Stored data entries
..............................
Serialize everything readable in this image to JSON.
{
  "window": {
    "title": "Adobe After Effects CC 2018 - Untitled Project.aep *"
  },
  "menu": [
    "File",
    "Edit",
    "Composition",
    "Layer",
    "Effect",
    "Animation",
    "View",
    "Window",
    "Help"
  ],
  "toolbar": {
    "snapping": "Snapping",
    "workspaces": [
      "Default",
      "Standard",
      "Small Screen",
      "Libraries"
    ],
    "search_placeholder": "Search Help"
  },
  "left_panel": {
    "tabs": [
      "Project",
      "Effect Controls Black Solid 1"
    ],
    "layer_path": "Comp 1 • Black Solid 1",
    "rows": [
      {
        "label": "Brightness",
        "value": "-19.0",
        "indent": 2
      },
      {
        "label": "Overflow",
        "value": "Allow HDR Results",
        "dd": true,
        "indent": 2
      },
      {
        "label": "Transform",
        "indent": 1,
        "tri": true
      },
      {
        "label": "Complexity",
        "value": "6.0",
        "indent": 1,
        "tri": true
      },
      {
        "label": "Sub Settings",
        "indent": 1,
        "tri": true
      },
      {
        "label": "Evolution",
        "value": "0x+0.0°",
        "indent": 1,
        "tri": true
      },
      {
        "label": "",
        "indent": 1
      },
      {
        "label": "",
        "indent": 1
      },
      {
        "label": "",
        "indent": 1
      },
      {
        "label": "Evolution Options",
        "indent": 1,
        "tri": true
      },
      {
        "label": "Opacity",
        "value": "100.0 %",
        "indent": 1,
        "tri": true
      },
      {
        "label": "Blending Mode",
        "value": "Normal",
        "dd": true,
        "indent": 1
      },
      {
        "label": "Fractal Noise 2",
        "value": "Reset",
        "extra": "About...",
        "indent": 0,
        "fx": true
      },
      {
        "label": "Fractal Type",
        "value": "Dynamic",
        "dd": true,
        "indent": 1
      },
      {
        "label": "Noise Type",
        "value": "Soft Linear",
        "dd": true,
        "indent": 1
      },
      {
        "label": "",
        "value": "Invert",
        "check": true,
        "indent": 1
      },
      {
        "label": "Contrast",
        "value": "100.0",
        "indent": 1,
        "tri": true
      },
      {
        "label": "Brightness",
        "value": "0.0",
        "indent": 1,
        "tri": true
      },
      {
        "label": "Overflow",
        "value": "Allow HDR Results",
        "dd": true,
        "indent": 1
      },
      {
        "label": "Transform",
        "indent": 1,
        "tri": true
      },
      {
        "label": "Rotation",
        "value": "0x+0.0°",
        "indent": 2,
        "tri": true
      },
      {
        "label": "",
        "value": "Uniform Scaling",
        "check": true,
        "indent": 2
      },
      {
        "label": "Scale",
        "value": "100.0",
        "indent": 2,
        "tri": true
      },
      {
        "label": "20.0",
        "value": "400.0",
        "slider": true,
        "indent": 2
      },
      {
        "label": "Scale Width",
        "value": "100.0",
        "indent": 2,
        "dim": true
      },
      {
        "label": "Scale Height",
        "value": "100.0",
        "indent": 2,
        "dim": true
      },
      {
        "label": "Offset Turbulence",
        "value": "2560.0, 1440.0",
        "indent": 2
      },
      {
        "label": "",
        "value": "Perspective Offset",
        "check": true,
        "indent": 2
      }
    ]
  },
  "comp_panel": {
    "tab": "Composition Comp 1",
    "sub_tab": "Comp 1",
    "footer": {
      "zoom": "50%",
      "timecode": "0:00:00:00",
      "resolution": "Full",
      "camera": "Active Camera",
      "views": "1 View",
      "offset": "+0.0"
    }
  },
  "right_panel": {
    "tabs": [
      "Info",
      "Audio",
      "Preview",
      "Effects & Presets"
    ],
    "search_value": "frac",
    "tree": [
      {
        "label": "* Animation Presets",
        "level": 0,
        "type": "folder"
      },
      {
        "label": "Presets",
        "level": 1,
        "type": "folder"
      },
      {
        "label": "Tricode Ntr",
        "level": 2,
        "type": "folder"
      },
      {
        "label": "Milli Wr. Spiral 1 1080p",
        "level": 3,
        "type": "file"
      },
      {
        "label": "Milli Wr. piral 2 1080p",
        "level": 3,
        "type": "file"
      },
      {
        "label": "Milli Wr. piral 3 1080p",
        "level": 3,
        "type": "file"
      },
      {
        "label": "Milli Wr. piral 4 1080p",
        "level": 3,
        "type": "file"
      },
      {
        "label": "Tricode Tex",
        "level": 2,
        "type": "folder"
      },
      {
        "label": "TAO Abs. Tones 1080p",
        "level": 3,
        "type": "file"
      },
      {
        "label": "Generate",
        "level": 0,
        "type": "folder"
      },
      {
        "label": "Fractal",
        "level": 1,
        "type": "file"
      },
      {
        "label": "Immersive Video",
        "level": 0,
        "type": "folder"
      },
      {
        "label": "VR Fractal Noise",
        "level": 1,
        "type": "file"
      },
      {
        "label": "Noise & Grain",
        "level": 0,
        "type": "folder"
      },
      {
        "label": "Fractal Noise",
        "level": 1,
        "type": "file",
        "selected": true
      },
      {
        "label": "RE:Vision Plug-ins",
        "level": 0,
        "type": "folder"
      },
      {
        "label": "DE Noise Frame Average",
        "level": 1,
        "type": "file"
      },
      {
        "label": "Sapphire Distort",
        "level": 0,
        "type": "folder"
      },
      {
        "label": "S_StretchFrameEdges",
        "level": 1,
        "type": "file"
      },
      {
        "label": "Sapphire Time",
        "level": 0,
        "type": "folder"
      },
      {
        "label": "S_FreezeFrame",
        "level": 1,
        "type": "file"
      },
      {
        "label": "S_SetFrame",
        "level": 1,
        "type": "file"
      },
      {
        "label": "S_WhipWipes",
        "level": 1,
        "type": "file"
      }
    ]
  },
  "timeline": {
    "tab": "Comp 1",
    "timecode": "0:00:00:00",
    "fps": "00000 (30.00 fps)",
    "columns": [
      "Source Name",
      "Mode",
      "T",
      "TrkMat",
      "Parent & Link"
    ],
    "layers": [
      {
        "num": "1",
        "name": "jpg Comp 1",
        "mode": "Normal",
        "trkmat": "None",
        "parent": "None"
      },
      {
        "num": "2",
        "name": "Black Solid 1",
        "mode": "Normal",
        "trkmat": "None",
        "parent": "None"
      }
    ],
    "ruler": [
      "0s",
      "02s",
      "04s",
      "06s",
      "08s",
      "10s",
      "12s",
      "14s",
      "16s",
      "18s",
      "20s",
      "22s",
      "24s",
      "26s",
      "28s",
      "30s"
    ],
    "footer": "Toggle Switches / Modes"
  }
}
..............................
• _Directions_
Reproduce the data in its entirety, matching each character.

• _Written answer_
Serialize everything readable in this image to JSON.
{
  "window": {
    "title": "Adobe After Effects CC 2018 - Untitled Project.aep *"
  },
  "menu": [
    "File",
    "Edit",
    "Composition",
    "Layer",
    "Effect",
    "Animation",
    "View",
    "Window",
    "Help"
  ],
  "toolbar": {
    "snapping": "Snapping",
    "workspaces": [
      "Default",
      "Standard",
      "Small Screen",
      "Libraries"
    ],
    "search_placeholder": "Search Help"
  },
  "left_panel": {
    "tabs": [
      "Project",
      "Effect Controls Black Solid 1"
    ],
    "layer_path": "Comp 1 • Black Solid 1",
    "rows": [
      {
        "label": "Brightness",
        "value": "-19.0",
        "indent": 2
      },
      {
        "label": "Overflow",
        "value": "Allow HDR Results",
        "dd": true,
        "indent": 2
      },
      {
        "label": "Transform",
        "indent": 1,
        "tri": true
      },
      {
        "label": "Complexity",
        "value": "6.0",
        "indent": 1,
        "tri": true
      },
      {
        "label": "Sub Settings",
        "indent": 1,
        "tri": true
      },
      {
        "label": "Evolution",
        "value": "0x+0.0°",
        "indent": 1,
        "tri": true
      },
      {
        "label": "",
        "indent": 1
      },
      {
        "label": "",
        "indent": 1
      },
      {
        "label": "",
        "indent": 1
      },
      {
        "label": "Evolution Options",
        "indent": 1,
        "tri": true
      },
      {
        "label": "Opacity",
        "value": "100.0 %",
        "indent": 1,
        "tri": true
      },
      {
        "label": "Blending Mode",
        "value": "Normal",
        "dd": true,
        "indent": 1
      },
      {
        "label": "Fractal Noise 2",
        "value": "Reset",
        "extra": "About...",
        "indent": 0,
        "fx": true
      },
      {
        "label": "Fractal Type",
        "value": "Dynamic",
        "dd": true,
        "indent": 1
      },
      {
        "label": "Noise Type",
        "value": "Soft Linear",
        "dd": true,
        "indent": 1
      },
      {
        "label": "",
        "value": "Invert",
        "check": true,
        "indent": 1
      },
      {
        "label": "Contrast",
        "value": "100.0",
        "indent": 1,
        "tri": true
      },
      {
        "label": "Brightness",
        "value": "0.0",
        "indent": 1,
        "tri": true
      },
      {
        "label": "Overflow",
        "value": "Allow HDR Results",
        "dd": true,
        "indent": 1
      },
      {
        "label": "Transform",
        "indent": 1,
        "tri": true
      },
      {
        "label": "Rotation",
        "value": "0x+0.0°",
        "indent": 2,
        "tri": true
      },
      {
        "label": "",
        "value": "Uniform Scaling",
        "check": true,
        "indent": 2
      },
      {
        "label": "Scale",
        "value": "100.0",
        "indent": 2,
        "tri": true
      },
      {
        "label": "20.0",
        "value": "400.0",
        "slider": true,
        "indent": 2
      },
      {
        "label": "Scale Width",
        "value": "100.0",
        "indent": 2,
        "dim": true
      },
      {
        "label": "Scale Height",
        "value": "100.0",
        "indent": 2,
        "dim": true
      },
      {
        "label": "Offset Turbulence",
        "value": "2560.0, 1440.0",
        "indent": 2
      },
      {
        "label": "",
        "value": "Perspective Offset",
        "check": true,
        "indent": 2
      }
    ]
  },
  "comp_panel": {
    "tab": "Composition Comp 1",
    "sub_tab": "Comp 1",
    "footer": {
      "zoom": "50%",
      "timecode": "0:00:00:00",
      "resolution": "Full",
      "camera": "Active Camera",
      "views": "1 View",
      "offset": "+0.0"
    }
  },
  "right_panel": {
    "tabs": [
      "Info",
      "Audio",
      "Preview",
      "Effects & Presets"
    ],
    "search_value": "frac",
    "tree": [
      {
        "label": "* Animation Presets",
        "level": 0,
        "type": "folder"
      },
      {
        "label": "Presets",
        "level": 1,
        "type": "folder"
      },
      {
        "label": "Tricode Ntr",
        "level": 2,
        "type": "folder"
      },
      {
        "label": "Milli Wr. Spiral 1 1080p",
        "level": 3,
        "type": "file"
      },
      {
        "label": "Milli Wr. piral 2 1080p",
        "level": 3,
        "type": "file"
      },
      {
        "label": "Milli Wr. piral 3 1080p",
        "level": 3,
        "type": "file"
      },
      {
        "label": "Milli Wr. piral 4 1080p",
        "level": 3,
        "type": "file"
      },
      {
        "label": "Tricode Tex",
        "level": 2,
        "type": "folder"
      },
      {
        "label": "TAO Abs. Tones 1080p",
        "level": 3,
        "type": "file"
      },
      {
        "label": "Generate",
        "level": 0,
        "type": "folder"
      },
      {
        "label": "Fractal",
        "level": 1,
        "type": "file"
      },
      {
        "label": "Immersive Video",
        "level": 0,
        "type": "folder"
      },
      {
        "label": "VR Fractal Noise",
        "level": 1,
        "type": "file"
      },
      {
        "label": "Noise & Grain",
        "level": 0,
        "type": "folder"
      },
      {
        "label": "Fractal Noise",
        "level": 1,
        "type": "file",
        "selected": true
      },
      {
        "label": "RE:Vision Plug-ins",
        "level": 0,
        "type": "folder"
      },
      {
        "label": "DE Noise Frame Average",
        "level": 1,
        "type": "file"
      },
      {
        "label": "Sapphire Distort",
        "level": 0,
        "type": "folder"
      },
      {
        "label": "S_StretchFrameEdges",
        "level": 1,
        "type": "file"
      },
      {
        "label": "Sapphire Time",
        "level": 0,
        "type": "folder"
      },
      {
        "label": "S_FreezeFrame",
        "level": 1,
        "type": "file"
      },
      {
        "label": "S_SetFrame",
        "level": 1,
        "type": "file"
      },
      {
        "label": "S_WhipWipes",
        "level": 1,
        "type": "file"
      }
    ]
  },
  "timeline": {
    "tab": "Comp 1",
    "timecode": "0:00:00:00",
    "fps": "00000 (30.00 fps)",
    "columns": [
      "Source Name",
      "Mode",
      "T",
      "TrkMat",
      "Parent & Link"
    ],
    "layers": [
      {
        "num": "1",
        "name": "jpg Comp 1",
        "mode": "Normal",
        "trkmat": "None",
        "parent": "None"
      },
      {
        "num": "2",
        "name": "Black Solid 1",
        "mode": "Normal",
        "trkmat": "None",
        "parent": "None"
      }
    ],
    "ruler": [
      "0s",
      "02s",
      "04s",
      "06s",
      "08s",
      "10s",
      "12s",
      "14s",
      "16s",
      "18s",
      "20s",
      "22s",
      "24s",
      "26s",
      "28s",
      "30s"
    ],
    "footer": "Toggle Switches / Modes"
  }
}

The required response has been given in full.